Copy out each line exactly as it appears.

========

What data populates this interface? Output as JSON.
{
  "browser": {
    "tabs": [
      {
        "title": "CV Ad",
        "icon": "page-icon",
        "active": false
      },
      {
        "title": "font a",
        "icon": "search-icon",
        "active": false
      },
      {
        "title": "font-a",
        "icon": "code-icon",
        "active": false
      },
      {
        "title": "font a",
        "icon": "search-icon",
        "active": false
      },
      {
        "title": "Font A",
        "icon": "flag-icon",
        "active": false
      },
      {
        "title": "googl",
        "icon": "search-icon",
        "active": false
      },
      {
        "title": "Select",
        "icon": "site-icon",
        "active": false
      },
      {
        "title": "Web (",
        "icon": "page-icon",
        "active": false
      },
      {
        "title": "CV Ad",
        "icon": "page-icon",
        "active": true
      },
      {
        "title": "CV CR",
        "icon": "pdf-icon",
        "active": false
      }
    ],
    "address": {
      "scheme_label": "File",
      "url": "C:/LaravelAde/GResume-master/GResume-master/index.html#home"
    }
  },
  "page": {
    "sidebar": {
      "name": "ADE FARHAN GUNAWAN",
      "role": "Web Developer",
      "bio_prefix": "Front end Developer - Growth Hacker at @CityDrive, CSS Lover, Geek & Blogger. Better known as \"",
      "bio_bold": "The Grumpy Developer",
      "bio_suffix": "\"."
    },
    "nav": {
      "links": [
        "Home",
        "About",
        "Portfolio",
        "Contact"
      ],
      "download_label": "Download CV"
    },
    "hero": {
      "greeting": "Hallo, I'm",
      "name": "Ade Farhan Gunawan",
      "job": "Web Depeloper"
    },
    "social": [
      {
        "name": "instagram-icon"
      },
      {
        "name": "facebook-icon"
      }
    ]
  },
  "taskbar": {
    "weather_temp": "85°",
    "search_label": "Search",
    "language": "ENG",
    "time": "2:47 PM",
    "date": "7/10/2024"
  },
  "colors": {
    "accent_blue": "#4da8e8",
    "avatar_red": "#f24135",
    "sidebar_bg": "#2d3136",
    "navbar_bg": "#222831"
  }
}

========

▶ _Problem solution_:
What data populates this interface? Output as JSON.
{
  "browser": {
    "tabs": [
      {
        "title": "CV Ad",
        "icon": "page-icon",
        "active": false
      },
      {
        "title": "font a",
        "icon": "search-icon",
        "active": false
      },
      {
        "title": "font-a",
        "icon": "code-icon",
        "active": false
      },
      {
        "title": "font a",
        "icon": "search-icon",
        "active": false
      },
      {
        "title": "Font A",
        "icon": "flag-icon",
        "active": false
      },
      {
        "title": "googl",
        "icon": "search-icon",
        "active": false
      },
      {
        "title": "Select",
        "icon": "site-icon",
        "active": false
      },
      {
        "title": "Web (",
        "icon": "page-icon",
        "active": false
      },
      {
        "title": "CV Ad",
        "icon": "page-icon",
        "active": true
      },
      {
        "title": "CV CR",
        "icon": "pdf-icon",
        "active": false
      }
    ],
    "address": {
      "scheme_label": "File",
      "url": "C:/LaravelAde/GResume-master/GResume-master/index.html#home"
    }
  },
  "page": {
    "sidebar": {
      "name": "ADE FARHAN GUNAWAN",
      "role": "Web Developer",
      "bio_prefix": "Front end Developer - Growth Hacker at @CityDrive, CSS Lover, Geek & Blogger. Better known as \"",
      "bio_bold": "The Grumpy Developer",
      "bio_suffix": "\"."
    },
    "nav": {
      "links": [
        "Home",
        "About",
        "Portfolio",
        "Contact"
      ],
      "download_label": "Download CV"
    },
    "hero": {
      "greeting": "Hallo, I'm",
      "name": "Ade Farhan Gunawan",
      "job": "Web Depeloper"
    },
    "social": [
      {
        "name": "instagram-icon"
      },
      {
        "name": "facebook-icon"
      }
    ]
  },
  "taskbar": {
    "weather_temp": "85°",
    "search_label": "Search",
    "language": "ENG",
    "time": "2:47 PM",
    "date": "7/10/2024"
  },
  "colors": {
    "accent_blue": "#4da8e8",
    "avatar_red": "#f24135",
    "sidebar_bg": "#2d3136",
    "navbar_bg": "#222831"
  }
}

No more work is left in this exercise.